[BEGIN RECORDS SUPPLIED]
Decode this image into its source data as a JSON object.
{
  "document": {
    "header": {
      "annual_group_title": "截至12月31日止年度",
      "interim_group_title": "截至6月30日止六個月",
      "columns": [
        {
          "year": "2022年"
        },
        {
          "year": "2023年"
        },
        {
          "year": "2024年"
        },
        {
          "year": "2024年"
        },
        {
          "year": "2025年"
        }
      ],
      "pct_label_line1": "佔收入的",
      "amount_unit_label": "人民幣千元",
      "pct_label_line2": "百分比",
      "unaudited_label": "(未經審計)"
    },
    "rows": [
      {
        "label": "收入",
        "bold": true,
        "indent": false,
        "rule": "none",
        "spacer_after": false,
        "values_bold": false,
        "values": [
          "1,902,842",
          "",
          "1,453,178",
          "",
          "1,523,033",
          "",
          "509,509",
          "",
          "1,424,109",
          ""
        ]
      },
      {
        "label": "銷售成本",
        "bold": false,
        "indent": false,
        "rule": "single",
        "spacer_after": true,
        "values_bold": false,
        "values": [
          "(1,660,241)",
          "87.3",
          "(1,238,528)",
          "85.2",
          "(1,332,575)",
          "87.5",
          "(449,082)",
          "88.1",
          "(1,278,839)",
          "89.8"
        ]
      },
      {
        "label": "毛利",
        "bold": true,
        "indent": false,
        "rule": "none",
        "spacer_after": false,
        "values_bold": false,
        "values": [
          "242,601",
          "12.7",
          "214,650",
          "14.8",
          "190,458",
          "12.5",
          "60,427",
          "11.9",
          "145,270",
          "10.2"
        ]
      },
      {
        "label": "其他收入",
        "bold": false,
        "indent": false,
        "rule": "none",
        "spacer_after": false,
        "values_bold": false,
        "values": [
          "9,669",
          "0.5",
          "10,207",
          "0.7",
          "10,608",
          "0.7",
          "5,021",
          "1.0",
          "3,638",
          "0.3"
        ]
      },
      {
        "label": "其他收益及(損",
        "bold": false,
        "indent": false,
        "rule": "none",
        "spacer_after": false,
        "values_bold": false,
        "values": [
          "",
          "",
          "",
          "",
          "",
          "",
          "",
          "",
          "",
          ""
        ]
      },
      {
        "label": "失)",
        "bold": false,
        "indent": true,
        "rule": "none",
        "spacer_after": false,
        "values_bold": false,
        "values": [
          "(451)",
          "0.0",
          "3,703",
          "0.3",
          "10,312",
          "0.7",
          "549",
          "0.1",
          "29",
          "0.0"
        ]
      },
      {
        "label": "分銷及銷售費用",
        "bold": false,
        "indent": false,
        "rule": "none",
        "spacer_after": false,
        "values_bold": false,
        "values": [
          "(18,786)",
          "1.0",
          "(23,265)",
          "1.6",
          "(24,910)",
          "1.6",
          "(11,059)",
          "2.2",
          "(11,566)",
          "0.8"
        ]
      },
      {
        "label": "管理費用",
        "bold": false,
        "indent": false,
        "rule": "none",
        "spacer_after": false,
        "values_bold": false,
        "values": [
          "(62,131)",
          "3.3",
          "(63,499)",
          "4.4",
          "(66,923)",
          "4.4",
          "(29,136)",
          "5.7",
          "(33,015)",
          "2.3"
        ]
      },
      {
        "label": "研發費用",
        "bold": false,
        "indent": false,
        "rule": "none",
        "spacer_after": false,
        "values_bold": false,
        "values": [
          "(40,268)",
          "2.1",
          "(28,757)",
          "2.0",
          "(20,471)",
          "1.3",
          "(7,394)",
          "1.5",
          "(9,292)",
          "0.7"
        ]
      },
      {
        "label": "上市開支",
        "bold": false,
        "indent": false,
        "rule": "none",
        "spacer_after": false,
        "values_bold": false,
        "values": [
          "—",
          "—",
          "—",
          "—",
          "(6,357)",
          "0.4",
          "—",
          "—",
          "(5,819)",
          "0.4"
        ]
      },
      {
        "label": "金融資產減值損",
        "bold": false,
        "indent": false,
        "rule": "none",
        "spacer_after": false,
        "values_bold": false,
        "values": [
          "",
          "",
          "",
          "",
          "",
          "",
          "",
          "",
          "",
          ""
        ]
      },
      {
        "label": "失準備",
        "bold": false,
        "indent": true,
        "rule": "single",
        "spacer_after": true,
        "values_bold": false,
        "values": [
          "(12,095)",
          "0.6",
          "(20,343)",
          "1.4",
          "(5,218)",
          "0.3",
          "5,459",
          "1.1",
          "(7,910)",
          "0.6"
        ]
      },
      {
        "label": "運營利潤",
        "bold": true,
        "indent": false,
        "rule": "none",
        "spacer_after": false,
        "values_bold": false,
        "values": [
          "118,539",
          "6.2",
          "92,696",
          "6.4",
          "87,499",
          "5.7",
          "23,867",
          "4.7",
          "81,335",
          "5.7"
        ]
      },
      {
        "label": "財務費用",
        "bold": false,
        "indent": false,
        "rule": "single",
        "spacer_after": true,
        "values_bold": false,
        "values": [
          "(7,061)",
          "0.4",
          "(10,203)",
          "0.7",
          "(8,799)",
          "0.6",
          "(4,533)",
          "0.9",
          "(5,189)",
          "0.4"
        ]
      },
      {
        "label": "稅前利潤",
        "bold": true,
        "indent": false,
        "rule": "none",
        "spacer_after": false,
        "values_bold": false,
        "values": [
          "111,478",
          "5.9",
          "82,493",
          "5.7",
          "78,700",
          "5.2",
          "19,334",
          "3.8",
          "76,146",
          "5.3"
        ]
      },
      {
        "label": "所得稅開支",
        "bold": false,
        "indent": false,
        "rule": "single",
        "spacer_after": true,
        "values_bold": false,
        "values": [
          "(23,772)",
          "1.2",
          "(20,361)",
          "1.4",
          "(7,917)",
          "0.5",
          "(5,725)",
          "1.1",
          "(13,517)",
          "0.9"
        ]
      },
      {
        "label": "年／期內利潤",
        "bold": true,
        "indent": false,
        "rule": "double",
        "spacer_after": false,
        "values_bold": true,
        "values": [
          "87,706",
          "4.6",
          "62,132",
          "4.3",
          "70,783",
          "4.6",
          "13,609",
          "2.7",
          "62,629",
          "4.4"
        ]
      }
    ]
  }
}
[END RECORDS SUPPLIED]
[EXERCISE GOAL]:
Write out the records above again, keeping each one identical to the original.

[OUTPUT]:
Decode this image into its source data as a JSON object.
{
  "document": {
    "header": {
      "annual_group_title": "截至12月31日止年度",
      "interim_group_title": "截至6月30日止六個月",
      "columns": [
        {
          "year": "2022年"
        },
        {
          "year": "2023年"
        },
        {
          "year": "2024年"
        },
        {
          "year": "2024年"
        },
        {
          "year": "2025年"
        }
      ],
      "pct_label_line1": "佔收入的",
      "amount_unit_label": "人民幣千元",
      "pct_label_line2": "百分比",
      "unaudited_label": "(未經審計)"
    },
    "rows": [
      {
        "label": "收入",
        "bold": true,
        "indent": false,
        "rule": "none",
        "spacer_after": false,
        "values_bold": false,
        "values": [
          "1,902,842",
          "",
          "1,453,178",
          "",
          "1,523,033",
          "",
          "509,509",
          "",
          "1,424,109",
          ""
        ]
      },
      {
        "label": "銷售成本",
        "bold": false,
        "indent": false,
        "rule": "single",
        "spacer_after": true,
        "values_bold": false,
        "values": [
          "(1,660,241)",
          "87.3",
          "(1,238,528)",
          "85.2",
          "(1,332,575)",
          "87.5",
          "(449,082)",
          "88.1",
          "(1,278,839)",
          "89.8"
        ]
      },
      {
        "label": "毛利",
        "bold": true,
        "indent": false,
        "rule": "none",
        "spacer_after": false,
        "values_bold": false,
        "values": [
          "242,601",
          "12.7",
          "214,650",
          "14.8",
          "190,458",
          "12.5",
          "60,427",
          "11.9",
          "145,270",
          "10.2"
        ]
      },
      {
        "label": "其他收入",
        "bold": false,
        "indent": false,
        "rule": "none",
        "spacer_after": false,
        "values_bold": false,
        "values": [
          "9,669",
          "0.5",
          "10,207",
          "0.7",
          "10,608",
          "0.7",
          "5,021",
          "1.0",
          "3,638",
          "0.3"
        ]
      },
      {
        "label": "其他收益及(損",
        "bold": false,
        "indent": false,
        "rule": "none",
        "spacer_after": false,
        "values_bold": false,
        "values": [
          "",
          "",
          "",
          "",
          "",
          "",
          "",
          "",
          "",
          ""
        ]
      },
      {
        "label": "失)",
        "bold": false,
        "indent": true,
        "rule": "none",
        "spacer_after": false,
        "values_bold": false,
        "values": [
          "(451)",
          "0.0",
          "3,703",
          "0.3",
          "10,312",
          "0.7",
          "549",
          "0.1",
          "29",
          "0.0"
        ]
      },
      {
        "label": "分銷及銷售費用",
        "bold": false,
        "indent": false,
        "rule": "none",
        "spacer_after": false,
        "values_bold": false,
        "values": [
          "(18,786)",
          "1.0",
          "(23,265)",
          "1.6",
          "(24,910)",
          "1.6",
          "(11,059)",
          "2.2",
          "(11,566)",
          "0.8"
        ]
      },
      {
        "label": "管理費用",
        "bold": false,
        "indent": false,
        "rule": "none",
        "spacer_after": false,
        "values_bold": false,
        "values": [
          "(62,131)",
          "3.3",
          "(63,499)",
          "4.4",
          "(66,923)",
          "4.4",
          "(29,136)",
          "5.7",
          "(33,015)",
          "2.3"
        ]
      },
      {
        "label": "研發費用",
        "bold": false,
        "indent": false,
        "rule": "none",
        "spacer_after": false,
        "values_bold": false,
        "values": [
          "(40,268)",
          "2.1",
          "(28,757)",
          "2.0",
          "(20,471)",
          "1.3",
          "(7,394)",
          "1.5",
          "(9,292)",
          "0.7"
        ]
      },
      {
        "label": "上市開支",
        "bold": false,
        "indent": false,
        "rule": "none",
        "spacer_after": false,
        "values_bold": false,
        "values": [
          "—",
          "—",
          "—",
          "—",
          "(6,357)",
          "0.4",
          "—",
          "—",
          "(5,819)",
          "0.4"
        ]
      },
      {
        "label": "金融資產減值損",
        "bold": false,
        "indent": false,
        "rule": "none",
        "spacer_after": false,
        "values_bold": false,
        "values": [
          "",
          "",
          "",
          "",
          "",
          "",
          "",
          "",
          "",
          ""
        ]
      },
      {
        "label": "失準備",
        "bold": false,
        "indent": true,
        "rule": "single",
        "spacer_after": true,
        "values_bold": false,
        "values": [
          "(12,095)",
          "0.6",
          "(20,343)",
          "1.4",
          "(5,218)",
          "0.3",
          "5,459",
          "1.1",
          "(7,910)",
          "0.6"
        ]
      },
      {
        "label": "運營利潤",
        "bold": true,
        "indent": false,
        "rule": "none",
        "spacer_after": false,
        "values_bold": false,
        "values": [
          "118,539",
          "6.2",
          "92,696",
          "6.4",
          "87,499",
          "5.7",
          "23,867",
          "4.7",
          "81,335",
          "5.7"
        ]
      },
      {
        "label": "財務費用",
        "bold": false,
        "indent": false,
        "rule": "single",
        "spacer_after": true,
        "values_bold": false,
        "values": [
          "(7,061)",
          "0.4",
          "(10,203)",
          "0.7",
          "(8,799)",
          "0.6",
          "(4,533)",
          "0.9",
          "(5,189)",
          "0.4"
        ]
      },
      {
        "label": "稅前利潤",
        "bold": true,
        "indent": false,
        "rule": "none",
        "spacer_after": false,
        "values_bold": false,
        "values": [
          "111,478",
          "5.9",
          "82,493",
          "5.7",
          "78,700",
          "5.2",
          "19,334",
          "3.8",
          "76,146",
          "5.3"
        ]
      },
      {
        "label": "所得稅開支",
        "bold": false,
        "indent": false,
        "rule": "single",
        "spacer_after": true,
        "values_bold": false,
        "values": [
          "(23,772)",
          "1.2",
          "(20,361)",
          "1.4",
          "(7,917)",
          "0.5",
          "(5,725)",
          "1.1",
          "(13,517)",
          "0.9"
        ]
      },
      {
        "label": "年／期內利潤",
        "bold": true,
        "indent": false,
        "rule": "double",
        "spacer_after": false,
        "values_bold": true,
        "values": [
          "87,706",
          "4.6",
          "62,132",
          "4.3",
          "70,783",
          "4.6",
          "13,609",
          "2.7",
          "62,629",
          "4.4"
        ]
      }
    ]
  }
}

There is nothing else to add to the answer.